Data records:
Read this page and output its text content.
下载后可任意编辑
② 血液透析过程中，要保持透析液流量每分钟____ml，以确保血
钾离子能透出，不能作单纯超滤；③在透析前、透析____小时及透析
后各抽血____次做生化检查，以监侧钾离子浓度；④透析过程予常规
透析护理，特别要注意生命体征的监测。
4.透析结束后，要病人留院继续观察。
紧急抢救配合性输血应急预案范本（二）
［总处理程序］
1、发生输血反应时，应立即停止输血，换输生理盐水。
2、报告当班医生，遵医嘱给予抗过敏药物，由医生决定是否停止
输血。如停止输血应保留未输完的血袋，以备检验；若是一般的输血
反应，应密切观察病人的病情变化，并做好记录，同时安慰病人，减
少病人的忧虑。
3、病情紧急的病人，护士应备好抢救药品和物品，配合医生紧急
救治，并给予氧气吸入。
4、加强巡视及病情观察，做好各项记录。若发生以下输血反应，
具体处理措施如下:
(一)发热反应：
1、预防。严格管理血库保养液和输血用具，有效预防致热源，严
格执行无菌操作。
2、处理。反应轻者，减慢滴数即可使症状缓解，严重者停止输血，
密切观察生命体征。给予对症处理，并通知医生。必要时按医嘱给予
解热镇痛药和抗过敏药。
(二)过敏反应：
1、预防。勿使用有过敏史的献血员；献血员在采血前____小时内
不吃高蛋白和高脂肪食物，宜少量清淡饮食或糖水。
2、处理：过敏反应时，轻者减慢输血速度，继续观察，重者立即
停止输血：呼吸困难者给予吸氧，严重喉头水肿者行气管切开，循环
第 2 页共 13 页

▶ **TASK DETAILS**
The records above should be returned exactly.

▶ **ANSWER TO THE PROBLEM**
Read this page and output its text content.
下载后可任意编辑
② 血液透析过程中，要保持透析液流量每分钟____ml，以确保血
钾离子能透出，不能作单纯超滤；③在透析前、透析____小时及透析
后各抽血____次做生化检查，以监侧钾离子浓度；④透析过程予常规
透析护理，特别要注意生命体征的监测。
4.透析结束后，要病人留院继续观察。
紧急抢救配合性输血应急预案范本（二）
［总处理程序］
1、发生输血反应时，应立即停止输血，换输生理盐水。
2、报告当班医生，遵医嘱给予抗过敏药物，由医生决定是否停止
输血。如停止输血应保留未输完的血袋，以备检验；若是一般的输血
反应，应密切观察病人的病情变化，并做好记录，同时安慰病人，减
少病人的忧虑。
3、病情紧急的病人，护士应备好抢救药品和物品，配合医生紧急
救治，并给予氧气吸入。
4、加强巡视及病情观察，做好各项记录。若发生以下输血反应，
具体处理措施如下:
(一)发热反应：
1、预防。严格管理血库保养液和输血用具，有效预防致热源，严
格执行无菌操作。
2、处理。反应轻者，减慢滴数即可使症状缓解，严重者停止输血，
密切观察生命体征。给予对症处理，并通知医生。必要时按医嘱给予
解热镇痛药和抗过敏药。
(二)过敏反应：
1、预防。勿使用有过敏史的献血员；献血员在采血前____小时内
不吃高蛋白和高脂肪食物，宜少量清淡饮食或糖水。
2、处理：过敏反应时，轻者减慢输血速度，继续观察，重者立即
停止输血：呼吸困难者给予吸氧，严重喉头水肿者行气管切开，循环
第 2 页共 13 页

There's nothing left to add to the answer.